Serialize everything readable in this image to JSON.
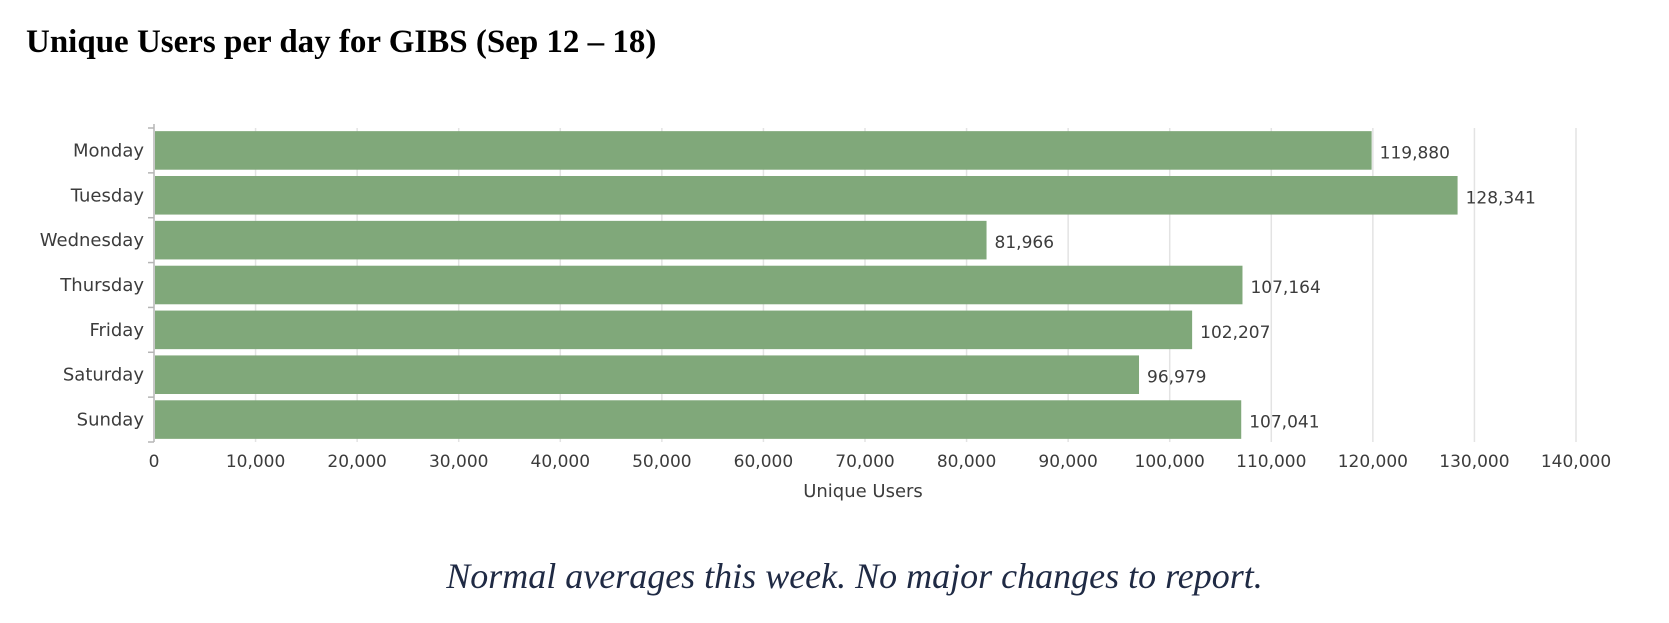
{
  "title": "Unique Users per day for GIBS (Sep 12 – 18)",
  "caption": "Normal averages this week.  No major changes to report.",
  "colors": {
    "bar": "#80a87a",
    "grid": "#e3e3e3",
    "axis": "#b5b5b5"
  },
  "chart_data": {
    "type": "bar",
    "orientation": "horizontal",
    "categories": [
      "Monday",
      "Tuesday",
      "Wednesday",
      "Thursday",
      "Friday",
      "Saturday",
      "Sunday"
    ],
    "values": [
      119880,
      128341,
      81966,
      107164,
      102207,
      96979,
      107041
    ],
    "value_labels": [
      "119,880",
      "128,341",
      "81,966",
      "107,164",
      "102,207",
      "96,979",
      "107,041"
    ],
    "xlabel": "Unique Users",
    "ylabel": "",
    "xlim": [
      0,
      140000
    ],
    "xticks": [
      0,
      10000,
      20000,
      30000,
      40000,
      50000,
      60000,
      70000,
      80000,
      90000,
      100000,
      110000,
      120000,
      130000,
      140000
    ],
    "xtick_labels": [
      "0",
      "10,000",
      "20,000",
      "30,000",
      "40,000",
      "50,000",
      "60,000",
      "70,000",
      "80,000",
      "90,000",
      "100,000",
      "110,000",
      "120,000",
      "130,000",
      "140,000"
    ],
    "grid": true,
    "legend": "none"
  }
}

**Objective**
Transcribe all the lines above exactly, apart from the pictures.

**Response**
Serialize everything readable in this image to JSON.
{
  "title": "Unique Users per day for GIBS (Sep 12 – 18)",
  "caption": "Normal averages this week.  No major changes to report.",
  "colors": {
    "bar": "#80a87a",
    "grid": "#e3e3e3",
    "axis": "#b5b5b5"
  },
  "chart_data": {
    "type": "bar",
    "orientation": "horizontal",
    "categories": [
      "Monday",
      "Tuesday",
      "Wednesday",
      "Thursday",
      "Friday",
      "Saturday",
      "Sunday"
    ],
    "values": [
      119880,
      128341,
      81966,
      107164,
      102207,
      96979,
      107041
    ],
    "value_labels": [
      "119,880",
      "128,341",
      "81,966",
      "107,164",
      "102,207",
      "96,979",
      "107,041"
    ],
    "xlabel": "Unique Users",
    "ylabel": "",
    "xlim": [
      0,
      140000
    ],
    "xticks": [
      0,
      10000,
      20000,
      30000,
      40000,
      50000,
      60000,
      70000,
      80000,
      90000,
      100000,
      110000,
      120000,
      130000,
      140000
    ],
    "xtick_labels": [
      "0",
      "10,000",
      "20,000",
      "30,000",
      "40,000",
      "50,000",
      "60,000",
      "70,000",
      "80,000",
      "90,000",
      "100,000",
      "110,000",
      "120,000",
      "130,000",
      "140,000"
    ],
    "grid": true,
    "legend": "none"
  }
}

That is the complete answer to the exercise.